-- Start Text segment --
XML Processing Model WG

Meeting 83, 6 Sep 2007


See also: IRC log


Norm, Mohamed, Paul, Henry, Alessandro, Rui, Richard, Michael, Andrew, Alex, Murray


Accept this agenda?

-> http://www.w3.org/XML/XProc/2007/09/06-agenda


Accept minutes from the previous meeting?

-> http://www.w3.org/XML/XProc/2007/08/30-minutes


Next meeting: telcon 13 September 2007

No regrets.

Comments on the new draft

-> http://www.w3.org/XML/XProc/docs/langspec.html

None heard.

Namespace fixup?

Norm: There's been a thread on this.
... The two positions seem to be: only when you serialize vs. on every step.

Michael: Am I right to assume that the folks who want it only on serialization are proposing a namespace fix-up step?
... Should we add a p:namespace-fixup step?

Henry: It's not a deeply technical issue, it's a complex one where people are trying to figure out what users are going to find most useful.

Alex: My proposal wasn't that we have namespace fixup but that we don't do wrong things. Don't create the problems that require namespace fixup.
... I think the most extreme position is that we do namespace fixup all the time.
... A more moderate position is to say that the steps in our library don't mangle namespaces.
... Then there's the "steps can do anything they want" position.

Henry: It would be possible to do option 1, but that would require a lot of analysis. My feeling is that that would be a substantial job of work.
... Everytime I think I've understood a reasonable subset of what those things are, I've come up with more.

Alex: I'm on the side of saying that we need to make our step library not cause these problems as much as possible.

Henry: I think because it's irritating but true that there's no published description of what namespace fixup means, that we don't have something we can refer to.
... Nonetheless, in various toolsets and libraries, there are serialization libraries that do some subset of necessary fixup.
... It's the fact that those are there and the analysis that we'd need are not that inclines me towards saying, this gets enforced at the margins.
... That's why my bias is in that direction.
... I also think it will make the spec easier to read.

Alex: That means that if you insert an element, there's no requirement to copy the in-scope namespaces.
... I think we need to say something about that in at least some cases.
... Then half the battle is won.

Henry: We don't say enough about what we mean when refer to nodes, which we do. The Schema Rec says what infoset properties are required for elements; we haven't said that.
... We haven't been at all clear about whether the prefix property is one we care about.
... In-scope namespaces, namespace attributes, we could go down the list.

Alex: I agree we need to say something about that. I think users want prefixes to be preserved.

Henry: Maybe this is a compromise: without being specific, implementations should preserve as much information as possible and produce complete infosets but enforcement is only at the margins. Mention things like prefixes and namespace attributes, etc.
... The reason we focus on local names and namespace names go without saying is because that's what's necessary for XPath expressions to work.
... The question of what about the rest of the document, it seems to me, it would be much simpler and allow us to get to L/C, to allow a general health and safety warning at the beginning.

Richard: One possibility would be to define the micro components in terms of trivial XSLT stylesheets because then XSLT has already defined what you have to do with prefixes and how serialization is supposed to work and which things are not allowed.

Alex: Has XSLT really said that much/

Richard: XSLT has said that applications don't have to use the prefixes.
-- End Text segment --
-- Start Dataset records --
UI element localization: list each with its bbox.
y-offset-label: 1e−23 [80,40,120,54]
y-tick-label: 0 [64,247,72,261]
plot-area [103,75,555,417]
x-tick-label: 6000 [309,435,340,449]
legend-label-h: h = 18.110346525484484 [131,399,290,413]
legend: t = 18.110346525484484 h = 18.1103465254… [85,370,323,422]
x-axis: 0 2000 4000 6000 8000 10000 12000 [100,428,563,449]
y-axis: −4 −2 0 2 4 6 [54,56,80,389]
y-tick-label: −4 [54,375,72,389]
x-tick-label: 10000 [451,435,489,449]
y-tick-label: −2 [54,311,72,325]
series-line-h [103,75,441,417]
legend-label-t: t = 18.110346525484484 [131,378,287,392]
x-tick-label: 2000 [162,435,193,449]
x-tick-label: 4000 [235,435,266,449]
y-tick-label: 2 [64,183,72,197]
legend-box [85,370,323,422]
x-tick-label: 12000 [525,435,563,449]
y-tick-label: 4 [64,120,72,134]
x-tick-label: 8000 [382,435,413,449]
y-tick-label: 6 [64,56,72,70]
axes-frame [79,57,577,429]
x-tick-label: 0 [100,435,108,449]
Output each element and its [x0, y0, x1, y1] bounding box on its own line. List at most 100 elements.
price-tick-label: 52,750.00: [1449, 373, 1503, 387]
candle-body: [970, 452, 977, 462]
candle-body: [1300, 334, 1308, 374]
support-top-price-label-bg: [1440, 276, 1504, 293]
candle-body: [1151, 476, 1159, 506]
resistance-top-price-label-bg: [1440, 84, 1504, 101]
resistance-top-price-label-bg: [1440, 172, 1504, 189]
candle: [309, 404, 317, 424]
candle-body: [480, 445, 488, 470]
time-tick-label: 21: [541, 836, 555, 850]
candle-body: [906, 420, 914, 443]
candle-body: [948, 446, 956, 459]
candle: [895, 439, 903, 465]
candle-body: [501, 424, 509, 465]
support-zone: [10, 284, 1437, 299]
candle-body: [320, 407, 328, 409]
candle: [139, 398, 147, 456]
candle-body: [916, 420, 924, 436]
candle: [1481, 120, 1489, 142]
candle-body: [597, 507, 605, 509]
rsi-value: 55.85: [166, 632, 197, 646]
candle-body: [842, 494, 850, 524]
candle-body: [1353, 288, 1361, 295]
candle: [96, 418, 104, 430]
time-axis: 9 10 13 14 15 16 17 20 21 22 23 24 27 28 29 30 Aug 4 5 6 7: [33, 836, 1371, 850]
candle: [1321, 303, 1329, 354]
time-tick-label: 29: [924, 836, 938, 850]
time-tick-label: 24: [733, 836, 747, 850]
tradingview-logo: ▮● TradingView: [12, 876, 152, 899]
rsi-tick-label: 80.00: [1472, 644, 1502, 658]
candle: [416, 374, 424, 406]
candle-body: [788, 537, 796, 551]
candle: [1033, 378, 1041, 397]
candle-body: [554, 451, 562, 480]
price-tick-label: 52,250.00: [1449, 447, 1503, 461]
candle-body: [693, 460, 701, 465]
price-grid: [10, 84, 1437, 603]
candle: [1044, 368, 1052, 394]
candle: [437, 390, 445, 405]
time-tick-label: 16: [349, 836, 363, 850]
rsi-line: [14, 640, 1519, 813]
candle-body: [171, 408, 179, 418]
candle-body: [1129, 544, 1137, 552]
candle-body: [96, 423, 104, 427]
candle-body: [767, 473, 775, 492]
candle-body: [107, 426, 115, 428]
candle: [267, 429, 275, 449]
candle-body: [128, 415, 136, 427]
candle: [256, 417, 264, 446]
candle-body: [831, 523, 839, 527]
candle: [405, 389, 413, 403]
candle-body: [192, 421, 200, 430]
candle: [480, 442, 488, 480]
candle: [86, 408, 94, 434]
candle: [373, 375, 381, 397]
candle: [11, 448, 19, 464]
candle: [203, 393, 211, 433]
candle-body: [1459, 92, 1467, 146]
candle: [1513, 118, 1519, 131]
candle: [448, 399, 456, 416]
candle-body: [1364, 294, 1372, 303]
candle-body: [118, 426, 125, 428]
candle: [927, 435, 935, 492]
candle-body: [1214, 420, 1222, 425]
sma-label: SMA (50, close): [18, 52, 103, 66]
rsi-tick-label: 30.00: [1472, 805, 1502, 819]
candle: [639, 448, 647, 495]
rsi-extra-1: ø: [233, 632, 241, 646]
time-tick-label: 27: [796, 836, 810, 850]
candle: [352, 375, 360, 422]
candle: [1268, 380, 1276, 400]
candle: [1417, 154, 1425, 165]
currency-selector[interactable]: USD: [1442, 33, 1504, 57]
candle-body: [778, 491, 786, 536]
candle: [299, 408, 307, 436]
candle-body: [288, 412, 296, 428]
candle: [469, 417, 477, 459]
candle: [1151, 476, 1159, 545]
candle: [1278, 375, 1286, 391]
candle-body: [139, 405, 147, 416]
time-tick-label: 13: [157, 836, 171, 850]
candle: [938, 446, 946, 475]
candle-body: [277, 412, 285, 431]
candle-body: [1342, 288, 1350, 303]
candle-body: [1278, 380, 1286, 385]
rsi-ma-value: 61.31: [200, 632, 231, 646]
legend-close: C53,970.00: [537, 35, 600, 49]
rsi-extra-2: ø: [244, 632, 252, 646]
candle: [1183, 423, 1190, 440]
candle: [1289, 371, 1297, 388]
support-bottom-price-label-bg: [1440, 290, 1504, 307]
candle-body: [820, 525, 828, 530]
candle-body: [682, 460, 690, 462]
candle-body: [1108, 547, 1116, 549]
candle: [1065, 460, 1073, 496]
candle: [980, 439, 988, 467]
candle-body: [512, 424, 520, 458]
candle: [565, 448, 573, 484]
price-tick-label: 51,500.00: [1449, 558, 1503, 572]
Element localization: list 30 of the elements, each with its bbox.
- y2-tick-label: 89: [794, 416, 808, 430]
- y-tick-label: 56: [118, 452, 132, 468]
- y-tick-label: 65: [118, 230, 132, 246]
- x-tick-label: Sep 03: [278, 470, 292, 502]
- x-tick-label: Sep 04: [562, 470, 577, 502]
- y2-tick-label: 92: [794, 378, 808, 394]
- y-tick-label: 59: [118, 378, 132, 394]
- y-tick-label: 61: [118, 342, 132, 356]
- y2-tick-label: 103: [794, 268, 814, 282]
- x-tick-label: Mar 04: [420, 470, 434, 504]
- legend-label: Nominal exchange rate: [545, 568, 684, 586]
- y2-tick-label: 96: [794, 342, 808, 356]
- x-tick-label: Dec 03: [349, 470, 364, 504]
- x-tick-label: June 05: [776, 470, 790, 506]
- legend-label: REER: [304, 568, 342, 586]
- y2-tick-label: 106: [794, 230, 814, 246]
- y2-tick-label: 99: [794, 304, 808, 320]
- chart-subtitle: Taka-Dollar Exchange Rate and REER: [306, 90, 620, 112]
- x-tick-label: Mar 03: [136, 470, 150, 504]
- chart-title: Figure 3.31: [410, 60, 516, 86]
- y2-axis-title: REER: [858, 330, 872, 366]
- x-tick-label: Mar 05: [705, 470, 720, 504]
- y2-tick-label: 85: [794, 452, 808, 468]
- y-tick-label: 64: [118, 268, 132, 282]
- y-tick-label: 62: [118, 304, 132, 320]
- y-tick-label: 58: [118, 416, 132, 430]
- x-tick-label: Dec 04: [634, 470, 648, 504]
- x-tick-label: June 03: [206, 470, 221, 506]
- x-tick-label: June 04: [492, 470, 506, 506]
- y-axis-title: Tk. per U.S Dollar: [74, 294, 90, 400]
-- End Dataset records --
**Work instructions:**
1. Please revise the minutes, beginning at the words that contain "Henry: Maybe this" and stopping after "namespace attributes, etc.", with "compromise" changed to "middle ground".
2. In the minutes, what does Richard say XSLT has said about prefixes?
3. Translate this sentence from the minutes into Spanish: "I think users want prefixes to be preserved."
The items have nothing to do with the minutes.

**Answers:**
1.
Henry: Maybe this is a middle ground: without being specific, implementations should preserve as much information as possible and produce complete infosets but enforcement is only at the margins. Mention things like prefixes and namespace attributes, etc.

2. XSLT has said that applications don't have to use the prefixes.

3. Creo que los usuarios quieren que se conserven los prefijos.